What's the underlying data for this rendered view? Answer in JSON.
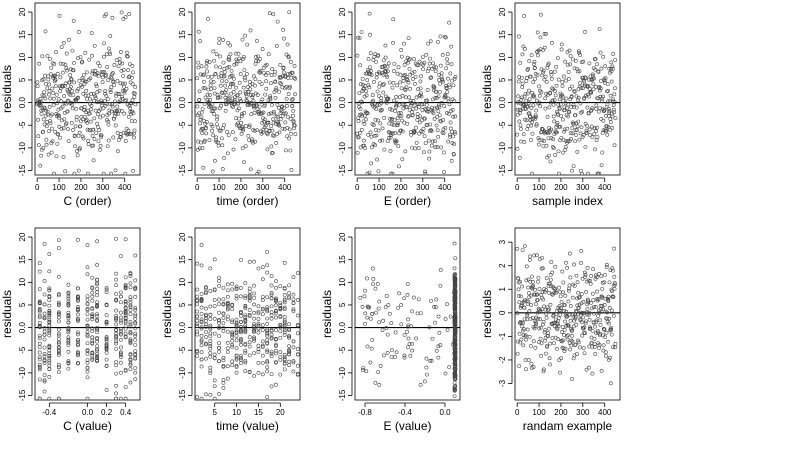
{
  "figure": {
    "panels": [
      {
        "id": "c-order",
        "xlabel": "C (order)",
        "ylabel": "residuals",
        "xlim": [
          -10,
          470
        ],
        "ylim": [
          -16,
          22
        ],
        "xticks": [
          0,
          100,
          200,
          300,
          400
        ],
        "xtick_labels": [
          "0",
          "100",
          "200",
          "300",
          "400"
        ],
        "yticks": [
          -15,
          -10,
          -5,
          0,
          5,
          10,
          15,
          20
        ],
        "ytick_labels": [
          "-15",
          "-10",
          "-5",
          "0.0",
          "5",
          "10",
          "15",
          "20"
        ],
        "ref_line": 0,
        "distribution": "uniform_index"
      },
      {
        "id": "time-order",
        "xlabel": "time (order)",
        "ylabel": "residuals",
        "xlim": [
          -10,
          470
        ],
        "ylim": [
          -16,
          22
        ],
        "xticks": [
          0,
          100,
          200,
          300,
          400
        ],
        "xtick_labels": [
          "0",
          "100",
          "200",
          "300",
          "400"
        ],
        "yticks": [
          -15,
          -10,
          -5,
          0,
          5,
          10,
          15,
          20
        ],
        "ytick_labels": [
          "-15",
          "-10",
          "-5",
          "0.0",
          "5",
          "10",
          "15",
          "20"
        ],
        "ref_line": 0,
        "distribution": "uniform_index"
      },
      {
        "id": "e-order",
        "xlabel": "E (order)",
        "ylabel": "residuals",
        "xlim": [
          -10,
          470
        ],
        "ylim": [
          -16,
          22
        ],
        "xticks": [
          0,
          100,
          200,
          300,
          400
        ],
        "xtick_labels": [
          "0",
          "100",
          "200",
          "300",
          "400"
        ],
        "yticks": [
          -15,
          -10,
          -5,
          0,
          5,
          10,
          15,
          20
        ],
        "ytick_labels": [
          "-15",
          "-10",
          "-5",
          "0.0",
          "5",
          "10",
          "15",
          "20"
        ],
        "ref_line": 0,
        "distribution": "uniform_index"
      },
      {
        "id": "sample-index",
        "xlabel": "sample index",
        "ylabel": "residuals",
        "xlim": [
          -10,
          470
        ],
        "ylim": [
          -16,
          22
        ],
        "xticks": [
          0,
          100,
          200,
          300,
          400
        ],
        "xtick_labels": [
          "0",
          "100",
          "200",
          "300",
          "400"
        ],
        "yticks": [
          -15,
          -10,
          -5,
          0,
          5,
          10,
          15,
          20
        ],
        "ytick_labels": [
          "-15",
          "-10",
          "-5",
          "0.0",
          "5",
          "10",
          "15",
          "20"
        ],
        "ref_line": 0,
        "distribution": "uniform_index"
      },
      {
        "id": "c-value",
        "xlabel": "C (value)",
        "ylabel": "residuals",
        "xlim": [
          -0.55,
          0.55
        ],
        "ylim": [
          -16,
          22
        ],
        "xticks": [
          -0.4,
          0.0,
          0.2,
          0.4
        ],
        "xtick_labels": [
          "-0.4",
          "0.0",
          "0.2",
          "0.4"
        ],
        "yticks": [
          -15,
          -10,
          -5,
          0,
          5,
          10,
          15,
          20
        ],
        "ytick_labels": [
          "-15",
          "-10",
          "-5",
          "0.0",
          "5",
          "10",
          "15",
          "20"
        ],
        "ref_line": 0,
        "distribution": "discrete_columns",
        "columns": [
          -0.5,
          -0.45,
          -0.4,
          -0.3,
          -0.2,
          -0.1,
          0.0,
          0.05,
          0.1,
          0.2,
          0.3,
          0.35,
          0.4,
          0.45,
          0.5
        ]
      },
      {
        "id": "time-value",
        "xlabel": "time (value)",
        "ylabel": "residuals",
        "xlim": [
          0.5,
          24.5
        ],
        "ylim": [
          -16,
          22
        ],
        "xticks": [
          5,
          10,
          15,
          20
        ],
        "xtick_labels": [
          "5",
          "10",
          "15",
          "20"
        ],
        "yticks": [
          -15,
          -10,
          -5,
          0,
          5,
          10,
          15,
          20
        ],
        "ytick_labels": [
          "-15",
          "-10",
          "-5",
          "0.0",
          "5",
          "10",
          "15",
          "20"
        ],
        "ref_line": 0,
        "distribution": "discrete_columns",
        "columns": [
          1,
          2,
          3,
          4,
          5,
          6,
          7,
          8,
          9,
          10,
          11,
          12,
          13,
          14,
          15,
          16,
          17,
          18,
          19,
          20,
          21,
          22,
          23,
          24
        ]
      },
      {
        "id": "e-value",
        "xlabel": "E (value)",
        "ylabel": "residuals",
        "xlim": [
          -0.9,
          0.15
        ],
        "ylim": [
          -16,
          22
        ],
        "xticks": [
          -0.8,
          -0.4,
          0.0
        ],
        "xtick_labels": [
          "-0.8",
          "-0.4",
          "0.0"
        ],
        "yticks": [
          -15,
          -10,
          -5,
          0,
          5,
          10,
          15,
          20
        ],
        "ytick_labels": [
          "-15",
          "-10",
          "-5",
          "0.0",
          "5",
          "10",
          "15",
          "20"
        ],
        "ref_line": 0,
        "distribution": "clustered_right"
      },
      {
        "id": "randam-example",
        "xlabel": "randam example",
        "ylabel": "residuals",
        "xlim": [
          -10,
          470
        ],
        "ylim": [
          -3.7,
          3.6
        ],
        "xticks": [
          0,
          100,
          200,
          300,
          400
        ],
        "xtick_labels": [
          "0",
          "100",
          "200",
          "300",
          "400"
        ],
        "yticks": [
          -3,
          -2,
          -1,
          0,
          1,
          2,
          3
        ],
        "ytick_labels": [
          "-3",
          "-2",
          "-1",
          "0",
          "1",
          "2",
          "3"
        ],
        "ref_line": 0,
        "distribution": "uniform_index_gauss"
      }
    ]
  },
  "chart_data": [
    {
      "type": "scatter",
      "xlabel": "C (order)",
      "ylabel": "residuals",
      "xlim": [
        -10,
        470
      ],
      "ylim": [
        -16,
        22
      ],
      "n_points": 450,
      "y_range_observed": [
        -15,
        21
      ],
      "reference_line_y": 0,
      "grid": false
    },
    {
      "type": "scatter",
      "xlabel": "time (order)",
      "ylabel": "residuals",
      "xlim": [
        -10,
        470
      ],
      "ylim": [
        -16,
        22
      ],
      "n_points": 450,
      "y_range_observed": [
        -15,
        21
      ],
      "reference_line_y": 0,
      "grid": false
    },
    {
      "type": "scatter",
      "xlabel": "E (order)",
      "ylabel": "residuals",
      "xlim": [
        -10,
        470
      ],
      "ylim": [
        -16,
        22
      ],
      "n_points": 450,
      "y_range_observed": [
        -15,
        21
      ],
      "reference_line_y": 0,
      "grid": false
    },
    {
      "type": "scatter",
      "xlabel": "sample index",
      "ylabel": "residuals",
      "xlim": [
        -10,
        470
      ],
      "ylim": [
        -16,
        22
      ],
      "n_points": 450,
      "y_range_observed": [
        -15,
        21
      ],
      "reference_line_y": 0,
      "grid": false
    },
    {
      "type": "scatter",
      "xlabel": "C (value)",
      "ylabel": "residuals",
      "xlim": [
        -0.55,
        0.55
      ],
      "ylim": [
        -16,
        22
      ],
      "n_points": 450,
      "y_range_observed": [
        -15,
        21
      ],
      "reference_line_y": 0,
      "grid": false
    },
    {
      "type": "scatter",
      "xlabel": "time (value)",
      "ylabel": "residuals",
      "xlim": [
        0.5,
        24.5
      ],
      "ylim": [
        -16,
        22
      ],
      "n_points": 450,
      "y_range_observed": [
        -15,
        21
      ],
      "reference_line_y": 0,
      "grid": false
    },
    {
      "type": "scatter",
      "xlabel": "E (value)",
      "ylabel": "residuals",
      "xlim": [
        -0.9,
        0.15
      ],
      "ylim": [
        -16,
        22
      ],
      "n_points": 450,
      "y_range_observed": [
        -15,
        21
      ],
      "reference_line_y": 0,
      "grid": false
    },
    {
      "type": "scatter",
      "xlabel": "randam example",
      "ylabel": "residuals",
      "xlim": [
        -10,
        470
      ],
      "ylim": [
        -3.7,
        3.6
      ],
      "n_points": 450,
      "y_range_observed": [
        -3.3,
        3.3
      ],
      "reference_line_y": 0,
      "grid": false
    }
  ]
}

▬▬▬▬▬▬▬▬▬▬

Task goal: Copy out each line of the records that holds the string "sample".

Result:
        "id": "sample-index",
        "xlabel": "sample index",
      "xlabel": "sample index",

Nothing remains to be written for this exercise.